• What the exercise asks
In the records below, copy out the lines that start with the one containing "- y-tick-label: Soth" and end with the one containing "- y-tick-label: US: [9, 123, 37, 145]", keeping every character unchanged.

[Extracted data entries]
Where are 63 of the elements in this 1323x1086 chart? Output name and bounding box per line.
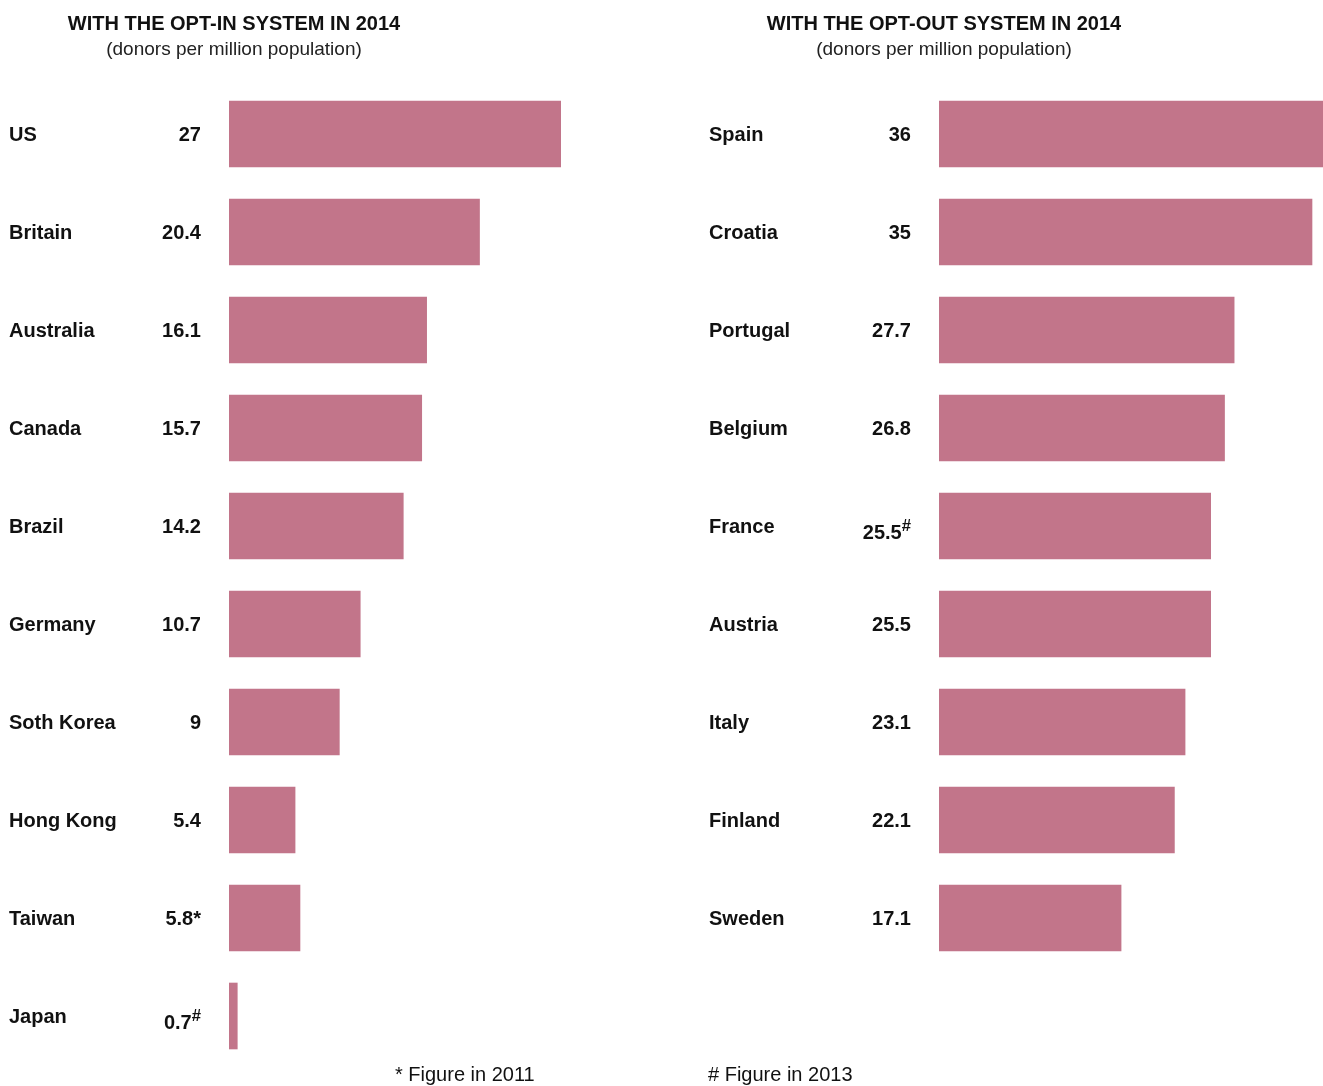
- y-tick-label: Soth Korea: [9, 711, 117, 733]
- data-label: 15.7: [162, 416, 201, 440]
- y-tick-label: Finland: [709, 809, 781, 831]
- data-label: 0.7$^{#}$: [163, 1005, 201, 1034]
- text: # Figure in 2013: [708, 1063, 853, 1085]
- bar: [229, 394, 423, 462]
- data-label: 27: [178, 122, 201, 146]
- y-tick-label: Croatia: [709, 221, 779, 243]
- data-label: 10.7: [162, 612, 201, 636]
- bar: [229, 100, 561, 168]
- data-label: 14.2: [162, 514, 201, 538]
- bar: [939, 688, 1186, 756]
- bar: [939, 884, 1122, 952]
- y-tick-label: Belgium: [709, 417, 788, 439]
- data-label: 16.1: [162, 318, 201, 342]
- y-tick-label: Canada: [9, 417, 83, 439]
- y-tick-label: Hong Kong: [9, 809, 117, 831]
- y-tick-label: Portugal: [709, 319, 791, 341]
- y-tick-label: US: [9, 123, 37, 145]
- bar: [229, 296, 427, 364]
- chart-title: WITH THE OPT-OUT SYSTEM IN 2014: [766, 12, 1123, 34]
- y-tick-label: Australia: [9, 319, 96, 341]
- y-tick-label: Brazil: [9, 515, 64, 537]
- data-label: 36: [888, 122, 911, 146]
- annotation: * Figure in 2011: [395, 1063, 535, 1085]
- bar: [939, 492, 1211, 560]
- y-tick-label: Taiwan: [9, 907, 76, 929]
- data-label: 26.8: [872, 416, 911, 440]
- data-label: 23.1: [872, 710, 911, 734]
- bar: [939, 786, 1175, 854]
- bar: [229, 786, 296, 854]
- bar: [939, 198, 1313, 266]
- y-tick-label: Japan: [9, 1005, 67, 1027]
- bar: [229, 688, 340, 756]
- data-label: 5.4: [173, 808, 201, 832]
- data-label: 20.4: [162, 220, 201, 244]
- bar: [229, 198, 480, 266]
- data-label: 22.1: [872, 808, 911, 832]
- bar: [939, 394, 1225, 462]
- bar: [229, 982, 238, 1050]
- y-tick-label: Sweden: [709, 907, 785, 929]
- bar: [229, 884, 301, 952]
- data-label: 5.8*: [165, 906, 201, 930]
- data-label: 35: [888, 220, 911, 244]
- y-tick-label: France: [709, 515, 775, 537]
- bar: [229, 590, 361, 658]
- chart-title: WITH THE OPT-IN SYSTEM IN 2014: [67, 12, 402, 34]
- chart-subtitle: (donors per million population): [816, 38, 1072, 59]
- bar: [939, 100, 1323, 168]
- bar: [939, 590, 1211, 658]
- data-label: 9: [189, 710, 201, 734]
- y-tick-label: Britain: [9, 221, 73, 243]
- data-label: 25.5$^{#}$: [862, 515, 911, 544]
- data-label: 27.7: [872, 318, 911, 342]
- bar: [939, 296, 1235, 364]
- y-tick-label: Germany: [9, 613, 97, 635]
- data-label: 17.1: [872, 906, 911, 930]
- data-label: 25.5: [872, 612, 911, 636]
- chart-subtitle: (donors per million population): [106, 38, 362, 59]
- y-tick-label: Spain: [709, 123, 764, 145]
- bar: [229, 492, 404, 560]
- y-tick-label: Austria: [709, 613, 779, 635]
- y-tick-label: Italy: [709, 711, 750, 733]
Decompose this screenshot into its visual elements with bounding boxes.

==

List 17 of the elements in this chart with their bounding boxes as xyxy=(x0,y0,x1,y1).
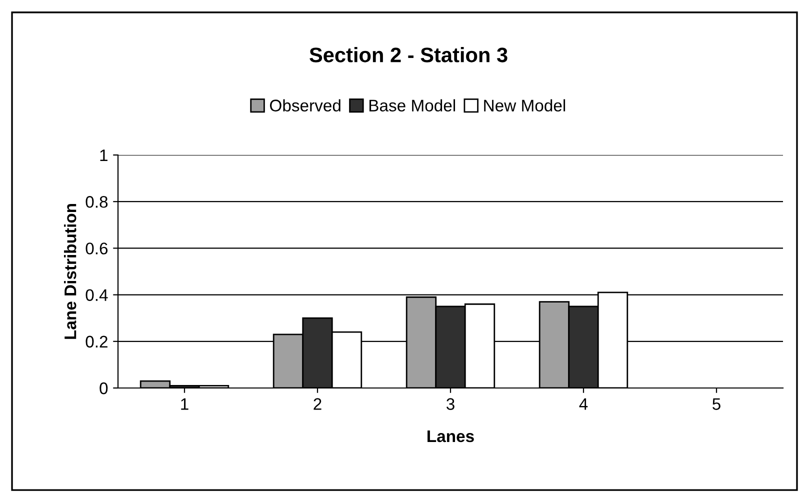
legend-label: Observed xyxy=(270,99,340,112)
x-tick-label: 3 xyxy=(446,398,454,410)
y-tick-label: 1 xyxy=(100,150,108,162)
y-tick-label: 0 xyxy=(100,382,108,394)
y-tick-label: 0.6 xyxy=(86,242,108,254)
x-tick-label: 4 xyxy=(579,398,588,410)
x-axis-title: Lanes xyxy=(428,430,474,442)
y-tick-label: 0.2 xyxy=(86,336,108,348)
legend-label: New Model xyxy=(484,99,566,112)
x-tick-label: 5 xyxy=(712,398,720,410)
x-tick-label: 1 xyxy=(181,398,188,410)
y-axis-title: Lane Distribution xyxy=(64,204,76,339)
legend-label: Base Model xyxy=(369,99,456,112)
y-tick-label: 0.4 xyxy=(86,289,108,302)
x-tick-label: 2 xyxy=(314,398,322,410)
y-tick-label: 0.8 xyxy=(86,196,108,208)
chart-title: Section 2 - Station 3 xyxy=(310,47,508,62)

• Exercise result
- y-tick-label: Soth Korea: [9, 711, 117, 733]
- data-label: 15.7: [162, 416, 201, 440]
- y-tick-label: Finland: [709, 809, 781, 831]
- data-label: 0.7$^{#}$: [163, 1005, 201, 1034]
- text: # Figure in 2013: [708, 1063, 853, 1085]
- bar: [229, 394, 423, 462]
- data-label: 27: [178, 122, 201, 146]
- y-tick-label: Croatia: [709, 221, 779, 243]
- data-label: 10.7: [162, 612, 201, 636]
- bar: [229, 100, 561, 168]
- data-label: 14.2: [162, 514, 201, 538]
- bar: [939, 688, 1186, 756]
- bar: [939, 884, 1122, 952]
- y-tick-label: Belgium: [709, 417, 788, 439]
- data-label: 16.1: [162, 318, 201, 342]
- y-tick-label: Canada: [9, 417, 83, 439]
- y-tick-label: Hong Kong: [9, 809, 117, 831]
- y-tick-label: Portugal: [709, 319, 791, 341]
- y-tick-label: US: [9, 123, 37, 145]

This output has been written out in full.